Task >>
Copy each line of the entries beneath that contains the word "type".

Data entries
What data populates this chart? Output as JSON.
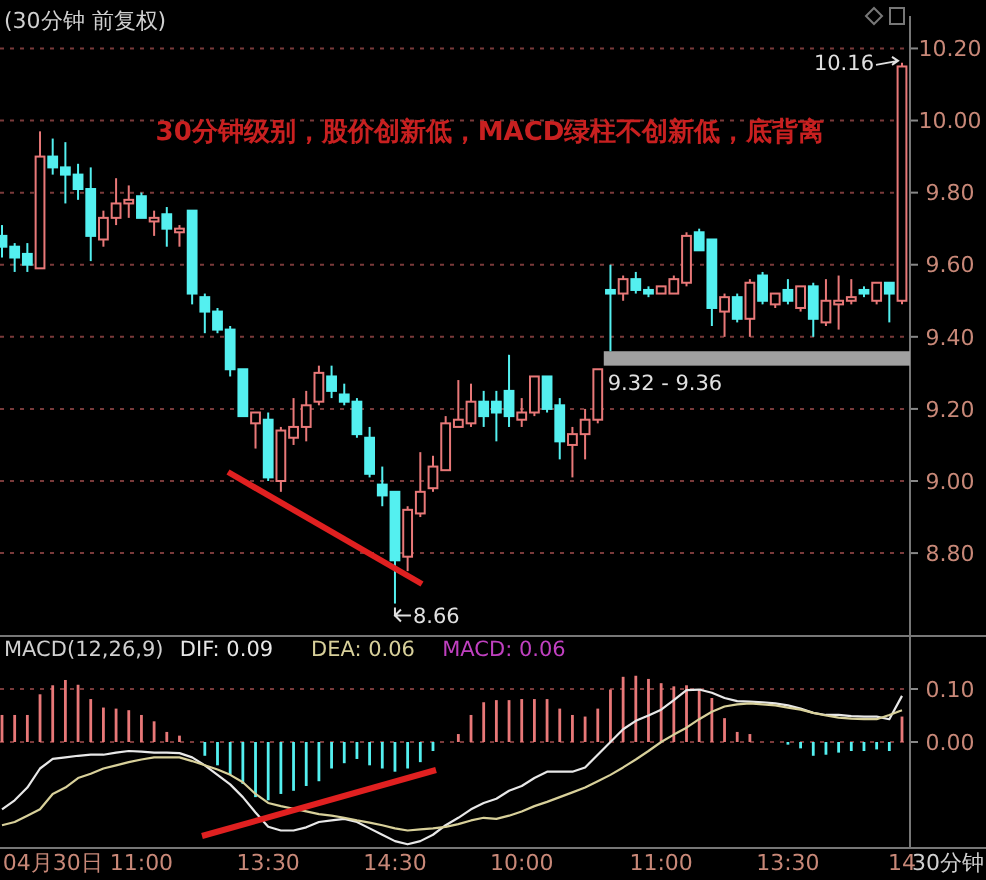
{
  "chart_data": [
    {
      "type": "candlestick",
      "title": "(30分钟 前复权)",
      "categories": [
        null,
        null,
        null,
        null,
        null,
        null,
        null,
        null,
        null,
        null,
        null,
        null,
        null,
        null,
        null,
        null,
        null,
        null,
        null,
        null,
        null,
        null,
        null,
        null,
        null,
        null,
        null,
        null,
        null,
        null,
        null,
        null,
        null,
        null,
        null,
        null,
        null,
        null,
        null,
        null,
        null,
        null,
        null,
        null,
        null,
        null,
        null,
        null,
        null,
        null,
        null,
        null,
        null,
        null,
        null,
        null,
        null,
        null,
        null,
        null,
        null,
        null,
        null,
        null,
        null,
        null,
        null,
        null,
        null,
        null,
        null,
        null
      ],
      "ohlc": [
        [
          9.68,
          9.71,
          9.62,
          9.65
        ],
        [
          9.65,
          9.66,
          9.58,
          9.62
        ],
        [
          9.63,
          9.66,
          9.58,
          9.6
        ],
        [
          9.59,
          9.97,
          9.59,
          9.9
        ],
        [
          9.9,
          9.95,
          9.85,
          9.87
        ],
        [
          9.87,
          9.94,
          9.77,
          9.85
        ],
        [
          9.85,
          9.88,
          9.78,
          9.81
        ],
        [
          9.81,
          9.87,
          9.61,
          9.68
        ],
        [
          9.67,
          9.75,
          9.65,
          9.73
        ],
        [
          9.73,
          9.84,
          9.71,
          9.77
        ],
        [
          9.77,
          9.82,
          9.73,
          9.78
        ],
        [
          9.79,
          9.8,
          9.73,
          9.73
        ],
        [
          9.72,
          9.75,
          9.68,
          9.73
        ],
        [
          9.74,
          9.76,
          9.65,
          9.7
        ],
        [
          9.69,
          9.71,
          9.65,
          9.7
        ],
        [
          9.75,
          9.75,
          9.49,
          9.52
        ],
        [
          9.51,
          9.52,
          9.41,
          9.47
        ],
        [
          9.47,
          9.48,
          9.41,
          9.42
        ],
        [
          9.42,
          9.43,
          9.29,
          9.31
        ],
        [
          9.31,
          9.31,
          9.18,
          9.18
        ],
        [
          9.16,
          9.19,
          9.09,
          9.19
        ],
        [
          9.17,
          9.19,
          9.0,
          9.01
        ],
        [
          9.0,
          9.15,
          8.97,
          9.14
        ],
        [
          9.12,
          9.23,
          9.1,
          9.15
        ],
        [
          9.15,
          9.25,
          9.11,
          9.21
        ],
        [
          9.22,
          9.32,
          9.21,
          9.3
        ],
        [
          9.29,
          9.32,
          9.23,
          9.25
        ],
        [
          9.24,
          9.27,
          9.21,
          9.22
        ],
        [
          9.22,
          9.23,
          9.12,
          9.13
        ],
        [
          9.12,
          9.15,
          9.01,
          9.02
        ],
        [
          8.99,
          9.04,
          8.93,
          8.96
        ],
        [
          8.97,
          8.97,
          8.66,
          8.78
        ],
        [
          8.79,
          8.93,
          8.75,
          8.92
        ],
        [
          8.91,
          9.08,
          8.9,
          8.97
        ],
        [
          8.98,
          9.07,
          8.97,
          9.04
        ],
        [
          9.03,
          9.18,
          9.03,
          9.16
        ],
        [
          9.15,
          9.28,
          9.15,
          9.17
        ],
        [
          9.16,
          9.27,
          9.15,
          9.22
        ],
        [
          9.22,
          9.25,
          9.15,
          9.18
        ],
        [
          9.22,
          9.25,
          9.11,
          9.19
        ],
        [
          9.25,
          9.35,
          9.15,
          9.18
        ],
        [
          9.17,
          9.23,
          9.15,
          9.19
        ],
        [
          9.19,
          9.29,
          9.18,
          9.29
        ],
        [
          9.29,
          9.29,
          9.19,
          9.2
        ],
        [
          9.21,
          9.23,
          9.06,
          9.11
        ],
        [
          9.1,
          9.15,
          9.01,
          9.13
        ],
        [
          9.13,
          9.2,
          9.06,
          9.17
        ],
        [
          9.17,
          9.31,
          9.16,
          9.31
        ],
        [
          9.53,
          9.6,
          9.36,
          9.52
        ],
        [
          9.52,
          9.57,
          9.5,
          9.56
        ],
        [
          9.56,
          9.58,
          9.52,
          9.53
        ],
        [
          9.53,
          9.54,
          9.51,
          9.52
        ],
        [
          9.52,
          9.54,
          9.52,
          9.54
        ],
        [
          9.52,
          9.57,
          9.52,
          9.56
        ],
        [
          9.55,
          9.69,
          9.54,
          9.68
        ],
        [
          9.69,
          9.7,
          9.64,
          9.64
        ],
        [
          9.67,
          9.67,
          9.43,
          9.48
        ],
        [
          9.47,
          9.52,
          9.4,
          9.51
        ],
        [
          9.51,
          9.52,
          9.44,
          9.45
        ],
        [
          9.45,
          9.56,
          9.4,
          9.55
        ],
        [
          9.57,
          9.58,
          9.49,
          9.5
        ],
        [
          9.49,
          9.52,
          9.48,
          9.52
        ],
        [
          9.53,
          9.56,
          9.49,
          9.5
        ],
        [
          9.48,
          9.54,
          9.47,
          9.54
        ],
        [
          9.54,
          9.55,
          9.4,
          9.45
        ],
        [
          9.44,
          9.56,
          9.43,
          9.5
        ],
        [
          9.49,
          9.57,
          9.42,
          9.5
        ],
        [
          9.5,
          9.56,
          9.49,
          9.51
        ],
        [
          9.53,
          9.54,
          9.51,
          9.52
        ],
        [
          9.5,
          9.55,
          9.49,
          9.55
        ],
        [
          9.55,
          9.55,
          9.44,
          9.52
        ],
        [
          9.5,
          10.16,
          9.49,
          10.15
        ]
      ],
      "ylim": [
        8.57,
        10.29
      ],
      "yticks": [
        {
          "value": 8.8,
          "label": "8.80"
        },
        {
          "value": 9.0,
          "label": "9.00"
        },
        {
          "value": 9.2,
          "label": "9.20"
        },
        {
          "value": 9.4,
          "label": "9.40"
        },
        {
          "value": 9.6,
          "label": "9.60"
        },
        {
          "value": 9.8,
          "label": "9.80"
        },
        {
          "value": 10.0,
          "label": "10.00"
        },
        {
          "value": 10.2,
          "label": "10.20"
        }
      ],
      "grid": "y",
      "tick_labels": "y",
      "bands": [
        {
          "axis": "y",
          "from": 9.32,
          "to": 9.36,
          "label": "9.32 - 9.36",
          "color": "#a0a0a0"
        }
      ],
      "annotations": [
        "30分钟级别，股价创新低，MACD绿柱不创新低，底背离",
        "10.16",
        "8.66"
      ]
    },
    {
      "type": "bar",
      "title": "MACD(12,26,9)",
      "categories": [
        null,
        null,
        null,
        null,
        "04月30日",
        null,
        null,
        null,
        null,
        null,
        null,
        "11:00",
        null,
        null,
        null,
        null,
        null,
        null,
        null,
        null,
        null,
        "13:30",
        null,
        null,
        null,
        null,
        null,
        null,
        null,
        null,
        null,
        "14:30",
        null,
        null,
        null,
        null,
        null,
        null,
        null,
        null,
        null,
        "10:00",
        null,
        null,
        null,
        null,
        null,
        null,
        null,
        null,
        null,
        null,
        "11:00",
        null,
        null,
        null,
        null,
        null,
        null,
        null,
        null,
        null,
        "13:30",
        null,
        null,
        null,
        null,
        null,
        null,
        null,
        null,
        "14"
      ],
      "series": [
        {
          "name": "DIF: 0.09",
          "type": "line",
          "color": "#e8e8e8",
          "values": [
            -0.127,
            -0.11,
            -0.086,
            -0.05,
            -0.032,
            -0.029,
            -0.026,
            -0.024,
            -0.024,
            -0.02,
            -0.017,
            -0.018,
            -0.02,
            -0.02,
            -0.021,
            -0.029,
            -0.044,
            -0.062,
            -0.08,
            -0.104,
            -0.133,
            -0.16,
            -0.167,
            -0.167,
            -0.161,
            -0.151,
            -0.148,
            -0.145,
            -0.151,
            -0.163,
            -0.175,
            -0.187,
            -0.193,
            -0.187,
            -0.175,
            -0.157,
            -0.143,
            -0.127,
            -0.115,
            -0.107,
            -0.092,
            -0.083,
            -0.068,
            -0.056,
            -0.056,
            -0.056,
            -0.048,
            -0.024,
            0.0,
            0.024,
            0.04,
            0.05,
            0.061,
            0.079,
            0.098,
            0.099,
            0.093,
            0.083,
            0.077,
            0.076,
            0.075,
            0.073,
            0.069,
            0.063,
            0.055,
            0.051,
            0.051,
            0.049,
            0.048,
            0.048,
            0.043,
            0.087
          ]
        },
        {
          "name": "DEA: 0.06",
          "type": "line",
          "color": "#d8d09a",
          "values": [
            -0.157,
            -0.151,
            -0.139,
            -0.127,
            -0.098,
            -0.086,
            -0.068,
            -0.06,
            -0.05,
            -0.044,
            -0.038,
            -0.033,
            -0.029,
            -0.029,
            -0.029,
            -0.036,
            -0.044,
            -0.052,
            -0.062,
            -0.076,
            -0.098,
            -0.115,
            -0.121,
            -0.126,
            -0.131,
            -0.136,
            -0.139,
            -0.143,
            -0.148,
            -0.152,
            -0.157,
            -0.163,
            -0.167,
            -0.165,
            -0.163,
            -0.16,
            -0.155,
            -0.148,
            -0.143,
            -0.145,
            -0.139,
            -0.131,
            -0.121,
            -0.113,
            -0.104,
            -0.095,
            -0.086,
            -0.074,
            -0.062,
            -0.048,
            -0.033,
            -0.017,
            0.0,
            0.014,
            0.027,
            0.043,
            0.057,
            0.067,
            0.071,
            0.073,
            0.071,
            0.069,
            0.065,
            0.061,
            0.055,
            0.05,
            0.046,
            0.044,
            0.043,
            0.043,
            0.051,
            0.06
          ]
        },
        {
          "name": "MACD: 0.06",
          "type": "bar",
          "colors": [
            "#e87878",
            "#e87878",
            "#e87878",
            "#e87878",
            "#e87878",
            "#e87878",
            "#e87878",
            "#e87878",
            "#e87878",
            "#e87878",
            "#e87878",
            "#e87878",
            "#e87878",
            "#e87878",
            "#e87878",
            null,
            "#54f0f0",
            "#54f0f0",
            "#54f0f0",
            "#54f0f0",
            "#54f0f0",
            "#54f0f0",
            "#54f0f0",
            "#54f0f0",
            "#54f0f0",
            "#54f0f0",
            "#54f0f0",
            "#54f0f0",
            "#54f0f0",
            "#54f0f0",
            "#54f0f0",
            "#54f0f0",
            "#54f0f0",
            "#54f0f0",
            "#54f0f0",
            null,
            "#e87878",
            "#e87878",
            "#e87878",
            "#e87878",
            "#e87878",
            "#e87878",
            "#e87878",
            "#e87878",
            "#e87878",
            "#e87878",
            "#e87878",
            "#e87878",
            "#e87878",
            "#e87878",
            "#e87878",
            "#e87878",
            "#e87878",
            "#e87878",
            "#e87878",
            "#e87878",
            "#e87878",
            "#e87878",
            "#e87878",
            "#e87878",
            null,
            null,
            "#54f0f0",
            "#54f0f0",
            "#54f0f0",
            "#54f0f0",
            "#54f0f0",
            "#54f0f0",
            "#54f0f0",
            "#54f0f0",
            "#54f0f0",
            "#e87878"
          ],
          "values": [
            0.051,
            0.051,
            0.051,
            0.09,
            0.107,
            0.117,
            0.108,
            0.081,
            0.065,
            0.063,
            0.06,
            0.051,
            0.039,
            0.019,
            0.012,
            null,
            -0.026,
            -0.044,
            -0.062,
            -0.079,
            -0.104,
            -0.11,
            -0.098,
            -0.092,
            -0.083,
            -0.074,
            -0.05,
            -0.04,
            -0.032,
            -0.044,
            -0.05,
            -0.056,
            -0.05,
            -0.038,
            -0.017,
            null,
            0.015,
            0.051,
            0.075,
            0.079,
            0.079,
            0.081,
            0.081,
            0.081,
            0.063,
            0.051,
            0.048,
            0.063,
            0.099,
            0.123,
            0.125,
            0.119,
            0.111,
            0.105,
            0.107,
            0.099,
            0.083,
            0.045,
            0.019,
            0.015,
            null,
            null,
            -0.005,
            -0.012,
            -0.026,
            -0.024,
            -0.02,
            -0.017,
            -0.017,
            -0.014,
            -0.017,
            0.048
          ]
        }
      ],
      "ylim": [
        -0.2,
        0.2
      ],
      "yticks": [
        {
          "value": 0,
          "label": "0.00"
        },
        {
          "value": 0.1,
          "label": "0.10"
        }
      ],
      "grid": "y",
      "legend": "top left",
      "annotations": [
        "30分钟"
      ]
    }
  ]
}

Result of this task >>
      "type": "candlestick",
      "type": "bar",
          "type": "line",
          "type": "line",
          "type": "bar",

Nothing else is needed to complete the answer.